**Listing:**

= = =

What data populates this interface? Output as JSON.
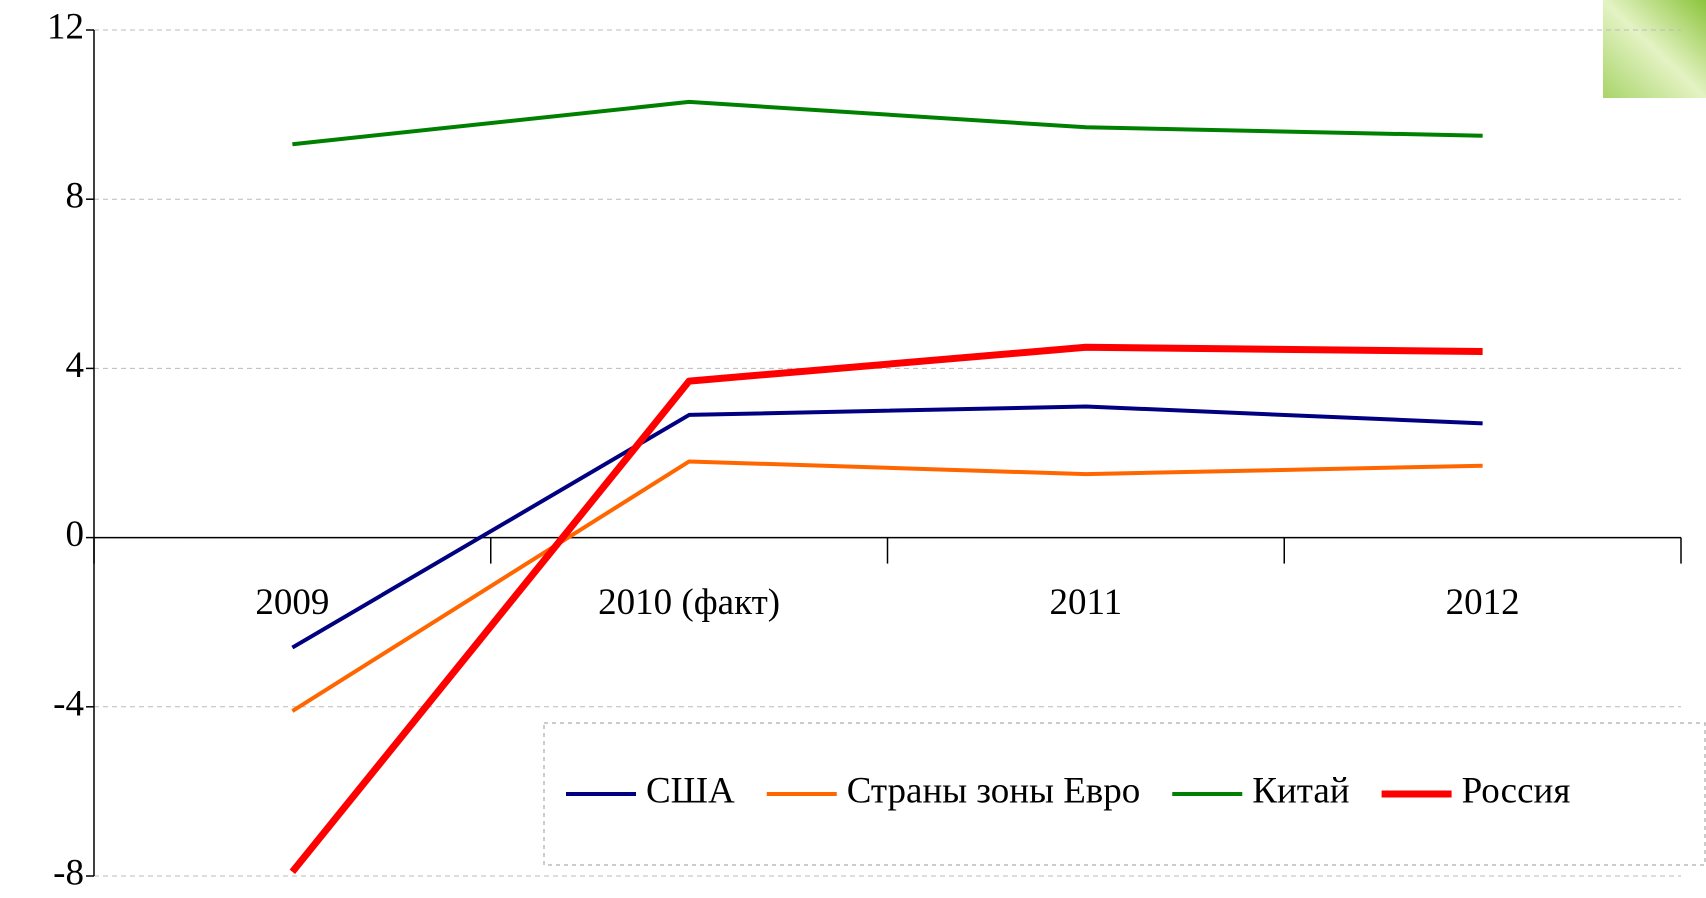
{
  "chart_data": {
    "type": "line",
    "categories": [
      "2009",
      "2010 (факт)",
      "2011",
      "2012"
    ],
    "series": [
      {
        "name": "США",
        "color": "#000080",
        "values": [
          -2.6,
          2.9,
          3.1,
          2.7
        ]
      },
      {
        "name": "Страны зоны Евро",
        "color": "#ff6600",
        "values": [
          -4.1,
          1.8,
          1.5,
          1.7
        ]
      },
      {
        "name": "Китай",
        "color": "#008000",
        "values": [
          9.3,
          10.3,
          9.7,
          9.5
        ]
      },
      {
        "name": "Россия",
        "color": "#ff0000",
        "values": [
          -7.9,
          3.7,
          4.5,
          4.4
        ]
      }
    ],
    "ylim": [
      -8,
      12
    ],
    "yticks": [
      -8,
      -4,
      0,
      4,
      8,
      12
    ],
    "grid": true,
    "legend": "bottom"
  }
}
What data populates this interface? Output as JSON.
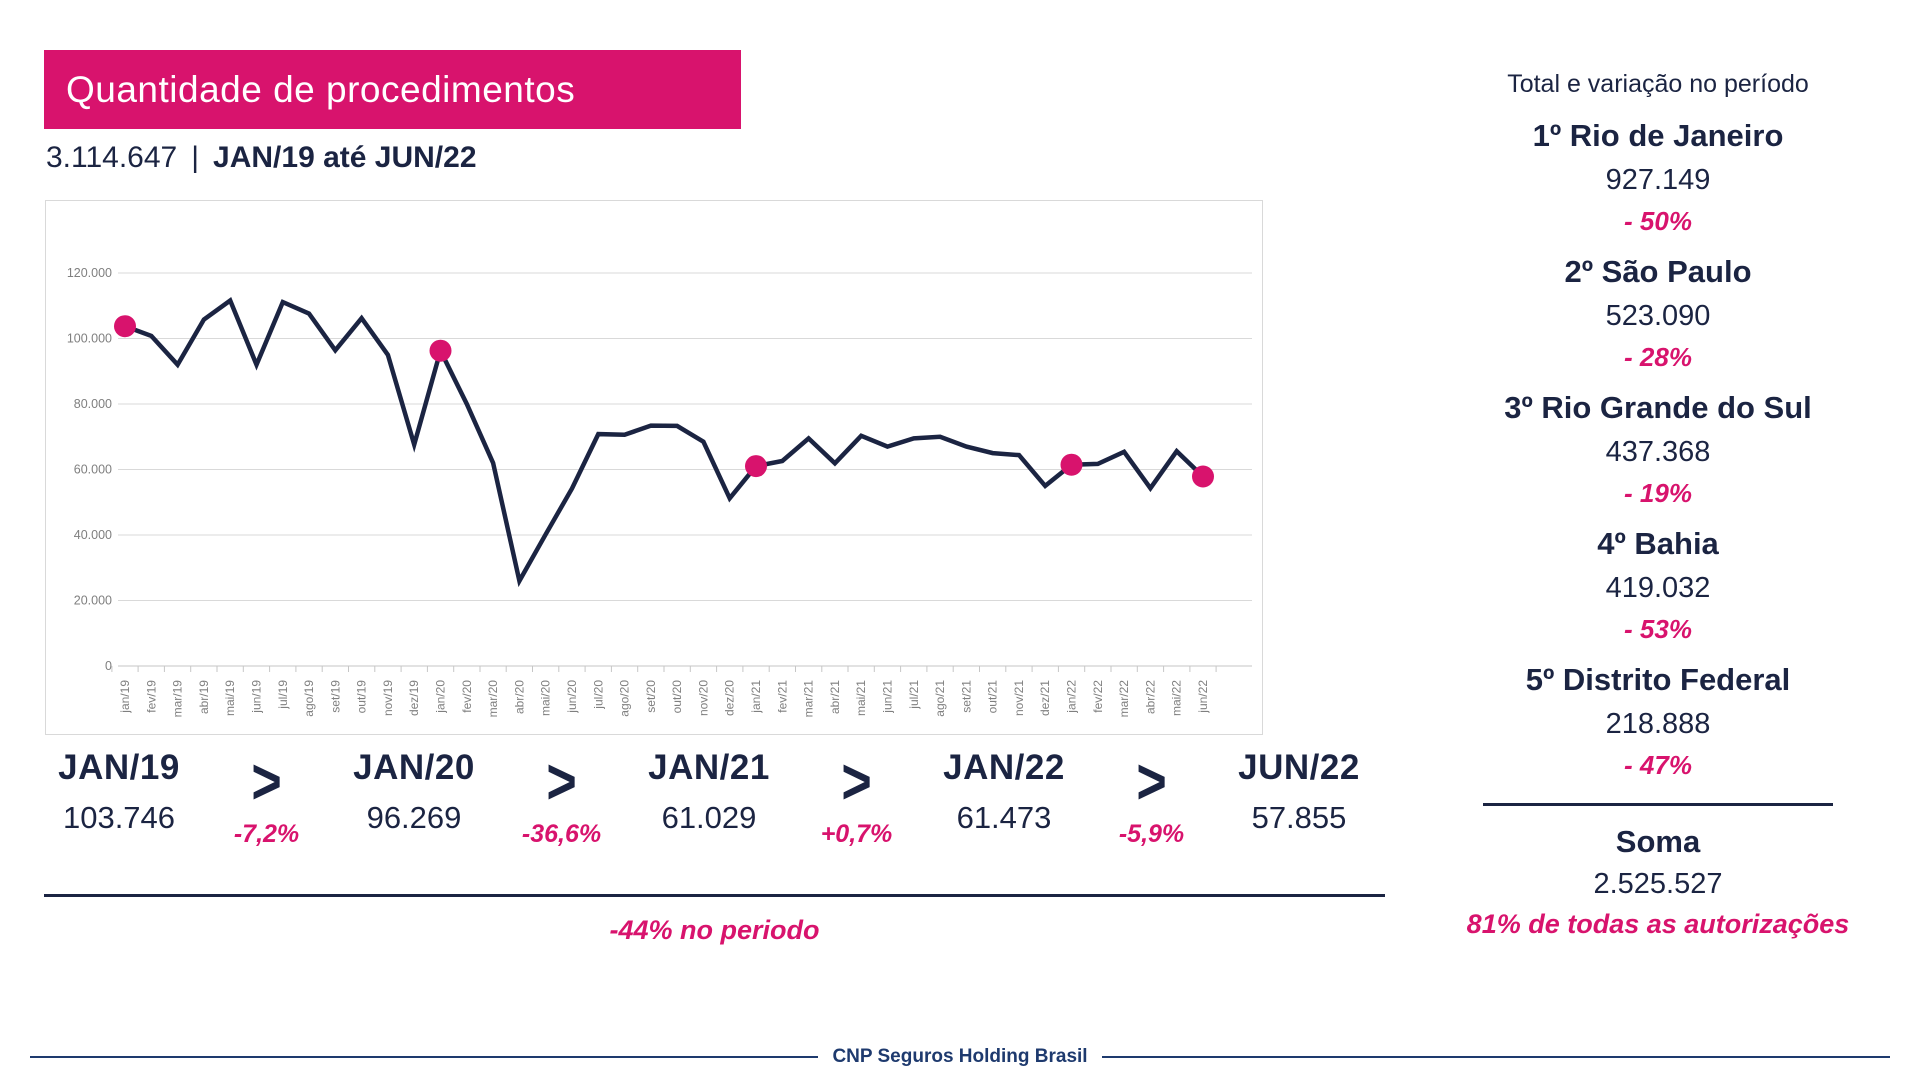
{
  "title": "Quantidade de procedimentos",
  "subtitle": {
    "total": "3.114.647",
    "separator": "|",
    "range": "JAN/19 até JUN/22"
  },
  "chart_data": {
    "type": "line",
    "x": [
      "jan/19",
      "fev/19",
      "mar/19",
      "abr/19",
      "mai/19",
      "jun/19",
      "jul/19",
      "ago/19",
      "set/19",
      "out/19",
      "nov/19",
      "dez/19",
      "jan/20",
      "fev/20",
      "mar/20",
      "abr/20",
      "mai/20",
      "jun/20",
      "jul/20",
      "ago/20",
      "set/20",
      "out/20",
      "nov/20",
      "dez/20",
      "jan/21",
      "fev/21",
      "mar/21",
      "abr/21",
      "mai/21",
      "jun/21",
      "jul/21",
      "ago/21",
      "set/21",
      "out/21",
      "nov/21",
      "dez/21",
      "jan/22",
      "fev/22",
      "mar/22",
      "abr/22",
      "mai/22",
      "jun/22"
    ],
    "values": [
      103746,
      100800,
      92000,
      105800,
      111600,
      92000,
      111100,
      107600,
      96400,
      106200,
      95000,
      67600,
      96269,
      80000,
      62000,
      26000,
      40200,
      54200,
      70800,
      70600,
      73400,
      73300,
      68500,
      51200,
      61029,
      62600,
      69500,
      61900,
      70300,
      67000,
      69500,
      70000,
      67000,
      65000,
      64400,
      55000,
      61473,
      61700,
      65400,
      54300,
      65600,
      57855
    ],
    "highlight_indices": [
      0,
      12,
      24,
      36,
      41
    ],
    "y_ticks": [
      "0",
      "20.000",
      "40.000",
      "60.000",
      "80.000",
      "100.000",
      "120.000"
    ],
    "ylim": [
      0,
      120000
    ],
    "grid": true,
    "legend": "none",
    "line_color": "#1b2442",
    "marker_color": "#d8136d"
  },
  "summary": {
    "chevron": ">",
    "milestones": [
      {
        "label": "JAN/19",
        "value": "103.746"
      },
      {
        "label": "JAN/20",
        "value": "96.269"
      },
      {
        "label": "JAN/21",
        "value": "61.029"
      },
      {
        "label": "JAN/22",
        "value": "61.473"
      },
      {
        "label": "JUN/22",
        "value": "57.855"
      }
    ],
    "changes": [
      "-7,2%",
      "-36,6%",
      "+0,7%",
      "-5,9%"
    ],
    "period_change": "-44% no periodo"
  },
  "sidebar": {
    "title": "Total e variação no período",
    "entries": [
      {
        "name": "1º Rio de Janeiro",
        "value": "927.149",
        "change": "- 50%"
      },
      {
        "name": "2º São Paulo",
        "value": "523.090",
        "change": "- 28%"
      },
      {
        "name": "3º Rio Grande do Sul",
        "value": "437.368",
        "change": "- 19%"
      },
      {
        "name": "4º Bahia",
        "value": "419.032",
        "change": "- 53%"
      },
      {
        "name": "5º Distrito Federal",
        "value": "218.888",
        "change": "- 47%"
      }
    ],
    "soma": {
      "label": "Soma",
      "value": "2.525.527",
      "note": "81% de todas as autorizações"
    }
  },
  "footer": "CNP Seguros Holding Brasil",
  "colors": {
    "pink": "#d8136d",
    "navy": "#1b2442",
    "footer_navy": "#1e3a6e",
    "axis_text": "#7f7f7f",
    "grid": "#d9d9d9"
  }
}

= = =

**Goal:** Read through the entries and copy each line in which "name" appears.

**Task response:**
        "name": "США",
        "name": "Страны зоны Евро",
        "name": "Китай",
        "name": "Россия",
        "name": "1º Rio de Janeiro",
        "name": "2º São Paulo",
        "name": "3º Rio Grande do Sul",
        "name": "4º Bahia",
        "name": "5º Distrito Federal",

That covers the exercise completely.